§ **STATED PROBLEM**
Return all entries precisely as they stand, without the images.

*** DATA IN THIS EXERCISE

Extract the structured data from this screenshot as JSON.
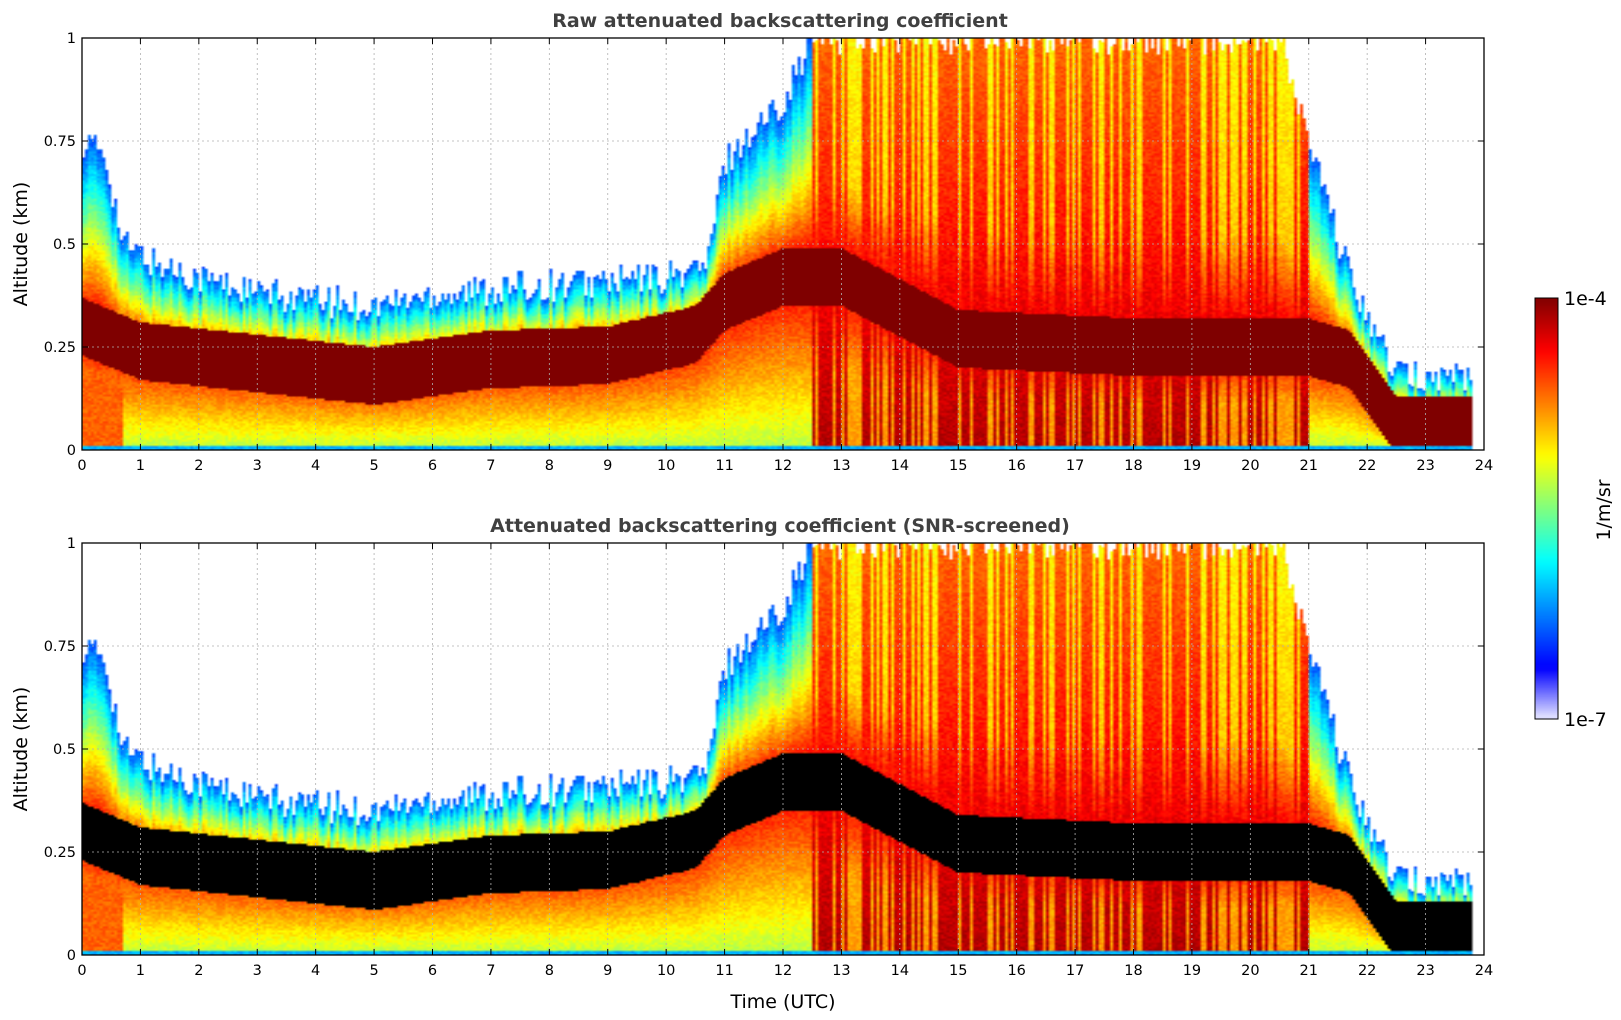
{
  "chart_data": [
    {
      "type": "heatmap",
      "title": "Raw attenuated backscattering coefficient",
      "xlabel": "",
      "ylabel": "Altitude (km)",
      "xlim": [
        0,
        24
      ],
      "ylim": [
        0,
        1
      ],
      "x_ticks": [
        "0",
        "1",
        "2",
        "3",
        "4",
        "5",
        "6",
        "7",
        "8",
        "9",
        "10",
        "11",
        "12",
        "13",
        "14",
        "15",
        "16",
        "17",
        "18",
        "19",
        "20",
        "21",
        "22",
        "23",
        "24"
      ],
      "y_ticks": [
        "0",
        "0.25",
        "0.5",
        "0.75",
        "1"
      ],
      "grid": true,
      "screened": false
    },
    {
      "type": "heatmap",
      "title": "Attenuated backscattering coefficient (SNR-screened)",
      "xlabel": "Time (UTC)",
      "ylabel": "Altitude (km)",
      "xlim": [
        0,
        24
      ],
      "ylim": [
        0,
        1
      ],
      "x_ticks": [
        "0",
        "1",
        "2",
        "3",
        "4",
        "5",
        "6",
        "7",
        "8",
        "9",
        "10",
        "11",
        "12",
        "13",
        "14",
        "15",
        "16",
        "17",
        "18",
        "19",
        "20",
        "21",
        "22",
        "23",
        "24"
      ],
      "y_ticks": [
        "0",
        "0.25",
        "0.5",
        "0.75",
        "1"
      ],
      "grid": true,
      "screened": true
    }
  ],
  "colorbar": {
    "label": "1/m/sr",
    "max_label": "1e-4",
    "min_label": "1e-7",
    "scale": "log",
    "colormap": "jet",
    "over_color": "#7f0000",
    "under_color": "#ffffff"
  },
  "field": {
    "top_hours": [
      0,
      0.4,
      0.7,
      1.3,
      3,
      5,
      6,
      7,
      8,
      9,
      10,
      10.7,
      11,
      12,
      12.5,
      13,
      15,
      20.5,
      21,
      21.7,
      22.5,
      23.8
    ],
    "top_km": [
      0.75,
      0.72,
      0.5,
      0.45,
      0.38,
      0.35,
      0.38,
      0.39,
      0.4,
      0.41,
      0.42,
      0.45,
      0.7,
      0.85,
      1.0,
      1.0,
      1.0,
      1.0,
      0.75,
      0.42,
      0.18,
      0.18
    ],
    "layer_center_hours": [
      0,
      1,
      3,
      5,
      7,
      9,
      10.5,
      11,
      12,
      13,
      15,
      18,
      21,
      21.7,
      22.5,
      23.8
    ],
    "layer_center_km": [
      0.3,
      0.24,
      0.21,
      0.18,
      0.22,
      0.23,
      0.28,
      0.36,
      0.42,
      0.42,
      0.27,
      0.25,
      0.25,
      0.22,
      0.06,
      0.06
    ],
    "data_end_hour": 23.8
  }
}
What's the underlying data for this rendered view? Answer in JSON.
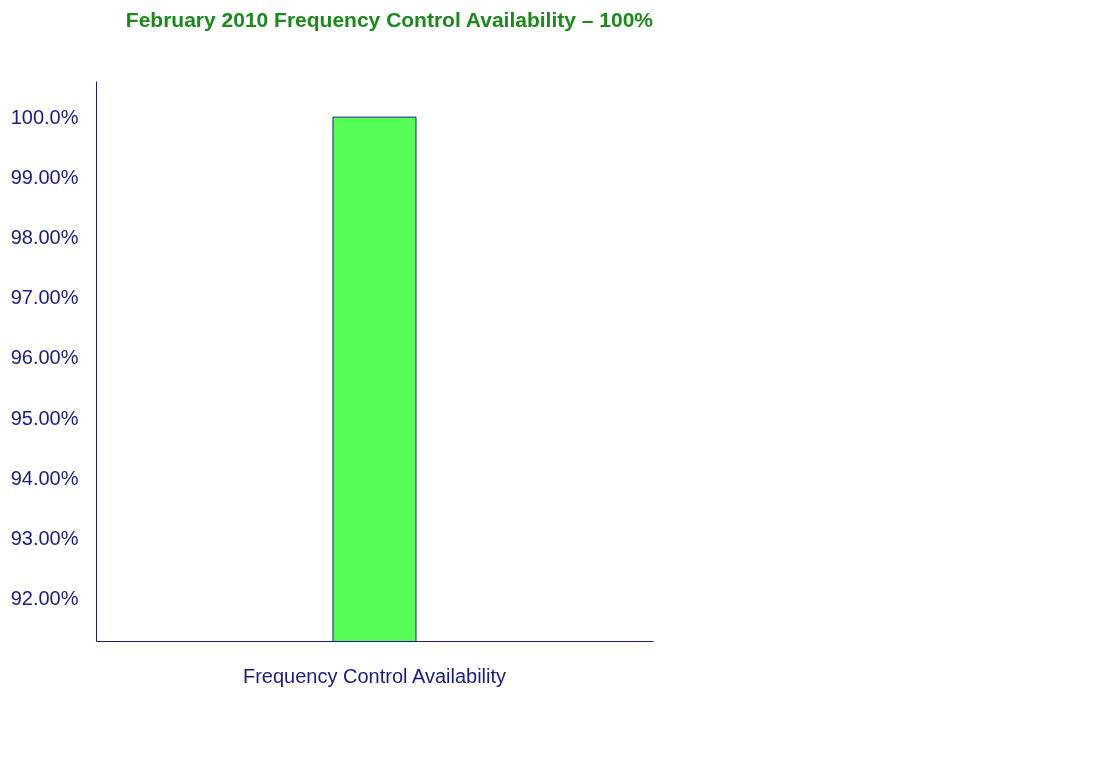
{
  "chart_data": {
    "type": "bar",
    "categories": [
      "Frequency Control Availability"
    ],
    "values": [
      100
    ],
    "color": "#55ff55",
    "ylim": [
      91.3,
      100.6
    ],
    "yticks": [
      {
        "value": 92,
        "label": "92.00%"
      },
      {
        "value": 93,
        "label": "93.00%"
      },
      {
        "value": 94,
        "label": "94.00%"
      },
      {
        "value": 95,
        "label": "95.00%"
      },
      {
        "value": 96,
        "label": "96.00%"
      },
      {
        "value": 97,
        "label": "97.00%"
      },
      {
        "value": 98,
        "label": "98.00%"
      },
      {
        "value": 99,
        "label": "99.00%"
      },
      {
        "value": 100,
        "label": "100.0%"
      }
    ],
    "annotations": [
      "February 2010 Frequency Control Availability – 100%"
    ],
    "grid": false
  }
}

******

§ **CORRECT RESPONSE**
Extract the structured data from this screenshot as JSON.
{
  "chart_data": [
    {
      "type": "heatmap",
      "title": "Raw attenuated backscattering coefficient",
      "xlabel": "",
      "ylabel": "Altitude (km)",
      "xlim": [
        0,
        24
      ],
      "ylim": [
        0,
        1
      ],
      "x_ticks": [
        "0",
        "1",
        "2",
        "3",
        "4",
        "5",
        "6",
        "7",
        "8",
        "9",
        "10",
        "11",
        "12",
        "13",
        "14",
        "15",
        "16",
        "17",
        "18",
        "19",
        "20",
        "21",
        "22",
        "23",
        "24"
      ],
      "y_ticks": [
        "0",
        "0.25",
        "0.5",
        "0.75",
        "1"
      ],
      "grid": true,
      "screened": false
    },
    {
      "type": "heatmap",
      "title": "Attenuated backscattering coefficient (SNR-screened)",
      "xlabel": "Time (UTC)",
      "ylabel": "Altitude (km)",
      "xlim": [
        0,
        24
      ],
      "ylim": [
        0,
        1
      ],
      "x_ticks": [
        "0",
        "1",
        "2",
        "3",
        "4",
        "5",
        "6",
        "7",
        "8",
        "9",
        "10",
        "11",
        "12",
        "13",
        "14",
        "15",
        "16",
        "17",
        "18",
        "19",
        "20",
        "21",
        "22",
        "23",
        "24"
      ],
      "y_ticks": [
        "0",
        "0.25",
        "0.5",
        "0.75",
        "1"
      ],
      "grid": true,
      "screened": true
    }
  ],
  "colorbar": {
    "label": "1/m/sr",
    "max_label": "1e-4",
    "min_label": "1e-7",
    "scale": "log",
    "colormap": "jet",
    "over_color": "#7f0000",
    "under_color": "#ffffff"
  },
  "field": {
    "top_hours": [
      0,
      0.4,
      0.7,
      1.3,
      3,
      5,
      6,
      7,
      8,
      9,
      10,
      10.7,
      11,
      12,
      12.5,
      13,
      15,
      20.5,
      21,
      21.7,
      22.5,
      23.8
    ],
    "top_km": [
      0.75,
      0.72,
      0.5,
      0.45,
      0.38,
      0.35,
      0.38,
      0.39,
      0.4,
      0.41,
      0.42,
      0.45,
      0.7,
      0.85,
      1.0,
      1.0,
      1.0,
      1.0,
      0.75,
      0.42,
      0.18,
      0.18
    ],
    "layer_center_hours": [
      0,
      1,
      3,
      5,
      7,
      9,
      10.5,
      11,
      12,
      13,
      15,
      18,
      21,
      21.7,
      22.5,
      23.8
    ],
    "layer_center_km": [
      0.3,
      0.24,
      0.21,
      0.18,
      0.22,
      0.23,
      0.28,
      0.36,
      0.42,
      0.42,
      0.27,
      0.25,
      0.25,
      0.22,
      0.06,
      0.06
    ],
    "data_end_hour": 23.8
  }
}
What's the underlying data for this rendered view? Answer in JSON.
{
  "chart_data": {
    "type": "bar",
    "categories": [
      "Frequency Control Availability"
    ],
    "values": [
      100
    ],
    "color": "#55ff55",
    "ylim": [
      91.3,
      100.6
    ],
    "yticks": [
      {
        "value": 92,
        "label": "92.00%"
      },
      {
        "value": 93,
        "label": "93.00%"
      },
      {
        "value": 94,
        "label": "94.00%"
      },
      {
        "value": 95,
        "label": "95.00%"
      },
      {
        "value": 96,
        "label": "96.00%"
      },
      {
        "value": 97,
        "label": "97.00%"
      },
      {
        "value": 98,
        "label": "98.00%"
      },
      {
        "value": 99,
        "label": "99.00%"
      },
      {
        "value": 100,
        "label": "100.0%"
      }
    ],
    "annotations": [
      "February 2010 Frequency Control Availability – 100%"
    ],
    "grid": false
  }
}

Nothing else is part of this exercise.